## EXERCISE DESCRIPTION
Counting only lines that hold "Decode", give the total and nothing more.

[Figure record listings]

---+---

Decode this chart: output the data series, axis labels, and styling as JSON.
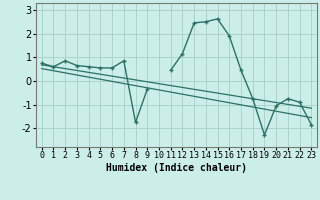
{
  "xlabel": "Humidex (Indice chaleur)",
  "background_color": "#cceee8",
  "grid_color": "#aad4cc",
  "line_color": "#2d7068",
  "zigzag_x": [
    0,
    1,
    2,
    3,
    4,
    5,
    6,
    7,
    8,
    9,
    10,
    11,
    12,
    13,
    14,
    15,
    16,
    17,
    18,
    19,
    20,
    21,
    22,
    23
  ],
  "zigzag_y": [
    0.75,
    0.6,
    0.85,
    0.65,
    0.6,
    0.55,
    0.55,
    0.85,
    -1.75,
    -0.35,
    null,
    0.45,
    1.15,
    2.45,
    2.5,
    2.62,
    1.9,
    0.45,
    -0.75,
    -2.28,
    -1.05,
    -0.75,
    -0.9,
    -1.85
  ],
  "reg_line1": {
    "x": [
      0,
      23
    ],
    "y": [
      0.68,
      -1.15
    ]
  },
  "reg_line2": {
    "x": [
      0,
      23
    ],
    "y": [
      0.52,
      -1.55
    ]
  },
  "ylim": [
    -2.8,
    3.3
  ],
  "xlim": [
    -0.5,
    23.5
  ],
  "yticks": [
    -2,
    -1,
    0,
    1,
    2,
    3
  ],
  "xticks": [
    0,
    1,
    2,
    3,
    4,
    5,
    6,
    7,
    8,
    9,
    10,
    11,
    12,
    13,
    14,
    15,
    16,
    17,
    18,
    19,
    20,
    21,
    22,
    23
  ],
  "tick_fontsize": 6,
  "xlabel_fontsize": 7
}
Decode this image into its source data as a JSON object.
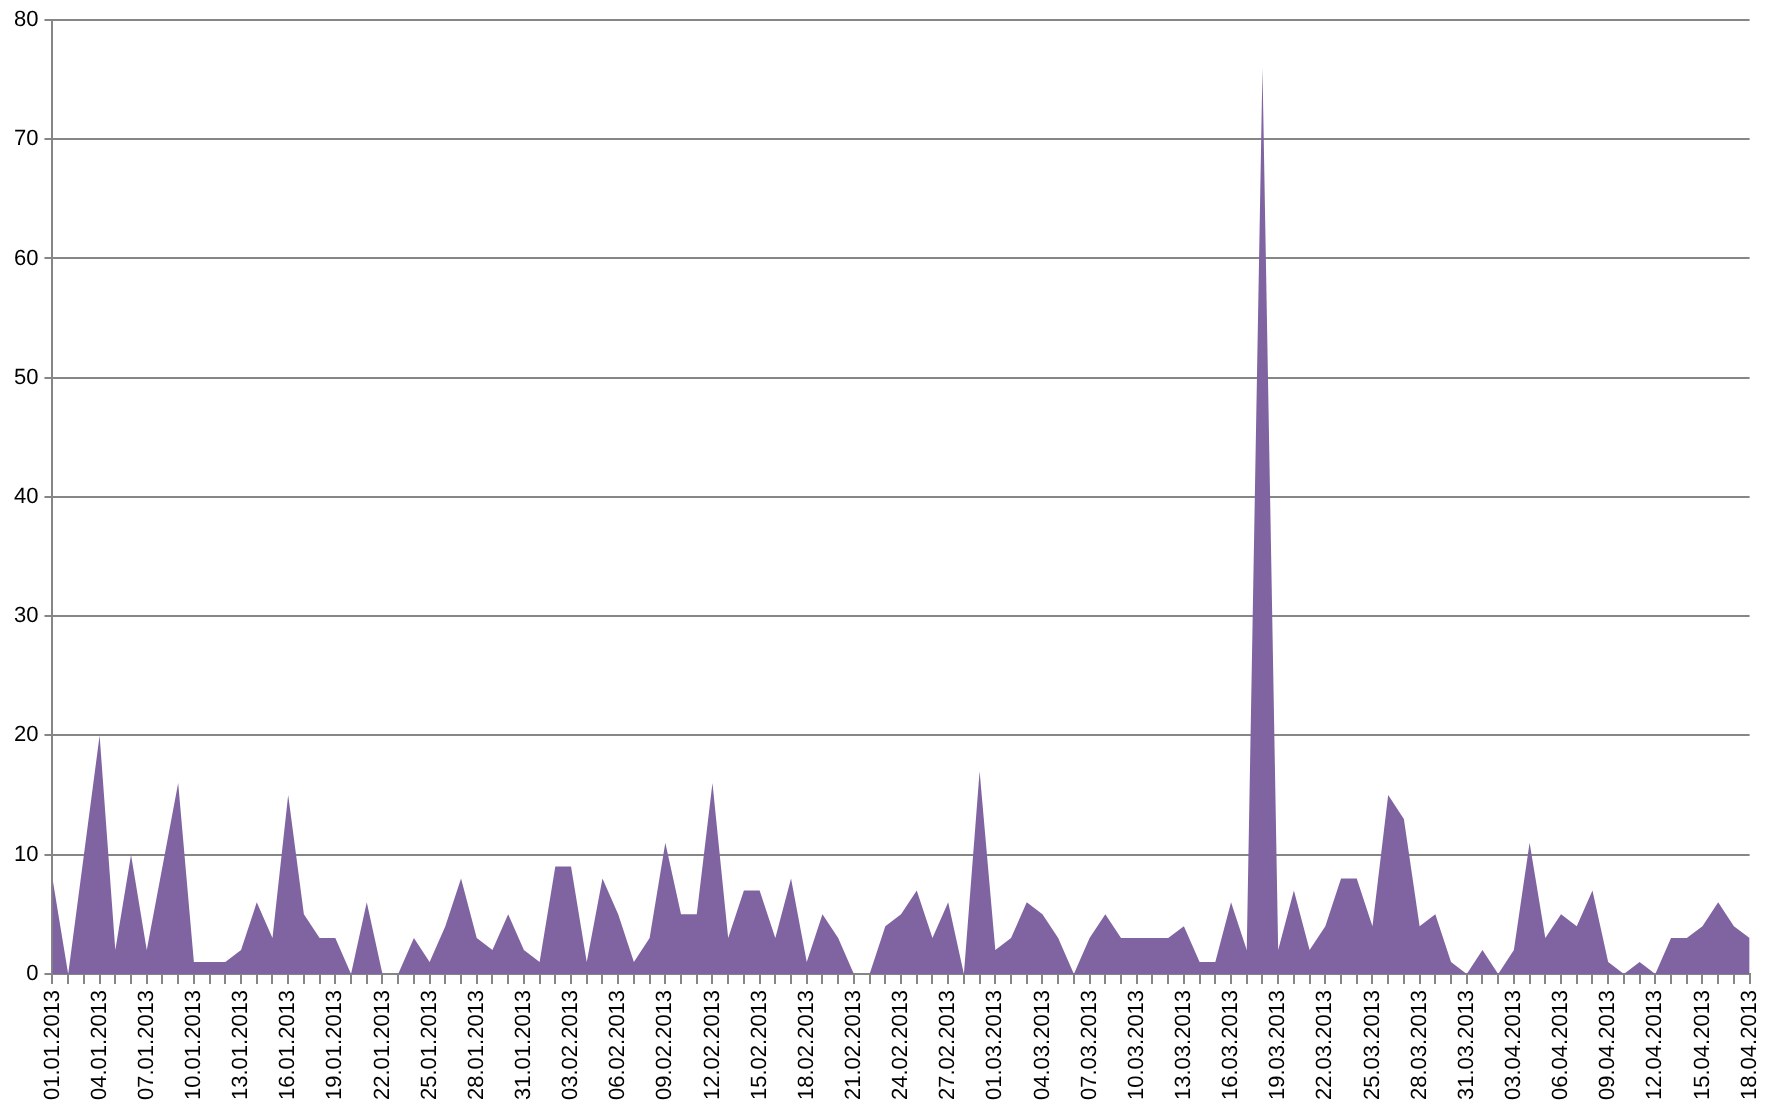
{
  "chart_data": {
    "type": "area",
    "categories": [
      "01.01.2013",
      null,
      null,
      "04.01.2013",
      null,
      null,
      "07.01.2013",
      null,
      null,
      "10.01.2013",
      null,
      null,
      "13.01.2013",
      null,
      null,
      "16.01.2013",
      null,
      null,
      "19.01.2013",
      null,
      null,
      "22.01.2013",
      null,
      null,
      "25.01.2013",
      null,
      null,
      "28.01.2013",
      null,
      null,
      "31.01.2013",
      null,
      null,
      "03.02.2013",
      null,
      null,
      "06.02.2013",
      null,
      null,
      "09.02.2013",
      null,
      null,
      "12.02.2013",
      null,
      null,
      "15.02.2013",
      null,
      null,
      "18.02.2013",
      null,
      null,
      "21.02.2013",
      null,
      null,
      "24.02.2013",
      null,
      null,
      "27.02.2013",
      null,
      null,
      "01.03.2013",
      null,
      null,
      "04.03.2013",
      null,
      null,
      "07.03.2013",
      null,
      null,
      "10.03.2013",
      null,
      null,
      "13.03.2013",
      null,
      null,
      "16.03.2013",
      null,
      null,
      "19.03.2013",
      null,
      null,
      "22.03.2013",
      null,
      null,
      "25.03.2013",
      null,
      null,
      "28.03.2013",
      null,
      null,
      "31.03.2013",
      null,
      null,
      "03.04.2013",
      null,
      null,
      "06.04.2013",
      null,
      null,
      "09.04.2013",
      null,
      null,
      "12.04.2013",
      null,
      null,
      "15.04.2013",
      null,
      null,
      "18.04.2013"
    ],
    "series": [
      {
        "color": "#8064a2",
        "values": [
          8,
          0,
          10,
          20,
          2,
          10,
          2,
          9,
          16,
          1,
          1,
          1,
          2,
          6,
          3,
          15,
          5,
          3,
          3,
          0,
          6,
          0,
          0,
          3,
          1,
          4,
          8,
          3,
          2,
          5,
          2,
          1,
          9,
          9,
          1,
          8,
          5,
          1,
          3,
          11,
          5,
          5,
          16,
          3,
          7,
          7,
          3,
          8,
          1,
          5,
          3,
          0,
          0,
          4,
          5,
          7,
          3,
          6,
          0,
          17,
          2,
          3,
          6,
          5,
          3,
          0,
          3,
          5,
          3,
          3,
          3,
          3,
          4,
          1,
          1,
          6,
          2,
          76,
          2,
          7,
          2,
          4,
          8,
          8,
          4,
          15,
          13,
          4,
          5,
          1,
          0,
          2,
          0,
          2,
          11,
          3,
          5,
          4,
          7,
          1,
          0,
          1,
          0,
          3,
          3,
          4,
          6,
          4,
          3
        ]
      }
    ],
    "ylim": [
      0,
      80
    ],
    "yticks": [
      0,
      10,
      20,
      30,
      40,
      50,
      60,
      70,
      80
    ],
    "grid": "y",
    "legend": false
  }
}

---+---

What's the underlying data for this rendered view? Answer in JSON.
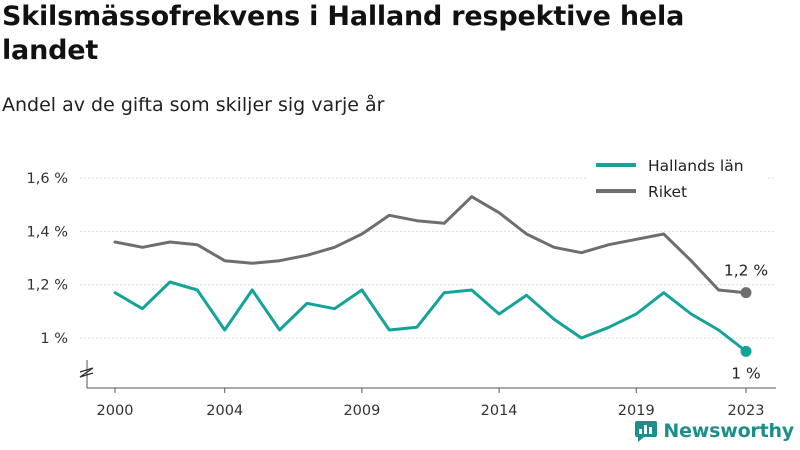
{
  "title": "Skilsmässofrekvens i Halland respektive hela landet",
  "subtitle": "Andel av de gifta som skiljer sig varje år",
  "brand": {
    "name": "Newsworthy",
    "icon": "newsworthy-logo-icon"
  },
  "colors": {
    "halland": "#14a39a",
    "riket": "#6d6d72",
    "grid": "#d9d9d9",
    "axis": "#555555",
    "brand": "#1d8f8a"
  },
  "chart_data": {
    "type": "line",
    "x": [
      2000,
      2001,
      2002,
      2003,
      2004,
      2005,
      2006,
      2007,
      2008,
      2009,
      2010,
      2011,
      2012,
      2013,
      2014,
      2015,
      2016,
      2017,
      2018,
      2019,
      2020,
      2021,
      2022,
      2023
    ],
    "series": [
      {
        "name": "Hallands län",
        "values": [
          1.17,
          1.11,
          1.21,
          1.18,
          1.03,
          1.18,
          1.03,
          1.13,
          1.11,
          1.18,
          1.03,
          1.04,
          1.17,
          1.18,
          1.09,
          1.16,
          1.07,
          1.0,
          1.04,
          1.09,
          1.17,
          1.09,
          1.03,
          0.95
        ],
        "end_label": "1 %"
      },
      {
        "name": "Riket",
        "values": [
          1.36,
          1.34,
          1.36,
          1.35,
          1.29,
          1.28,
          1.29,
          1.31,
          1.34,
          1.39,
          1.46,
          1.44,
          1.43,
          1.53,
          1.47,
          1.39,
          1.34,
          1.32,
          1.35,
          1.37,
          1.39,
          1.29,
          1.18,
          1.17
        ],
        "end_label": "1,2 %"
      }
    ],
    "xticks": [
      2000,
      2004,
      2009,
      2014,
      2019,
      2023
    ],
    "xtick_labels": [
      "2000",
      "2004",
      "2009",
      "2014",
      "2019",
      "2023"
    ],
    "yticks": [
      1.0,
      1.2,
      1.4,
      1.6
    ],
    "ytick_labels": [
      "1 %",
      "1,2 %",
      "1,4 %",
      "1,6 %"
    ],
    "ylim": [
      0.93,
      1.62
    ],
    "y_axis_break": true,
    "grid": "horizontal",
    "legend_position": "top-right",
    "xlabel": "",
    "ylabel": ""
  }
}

---+---

## RESULT FOR THIS TASK
2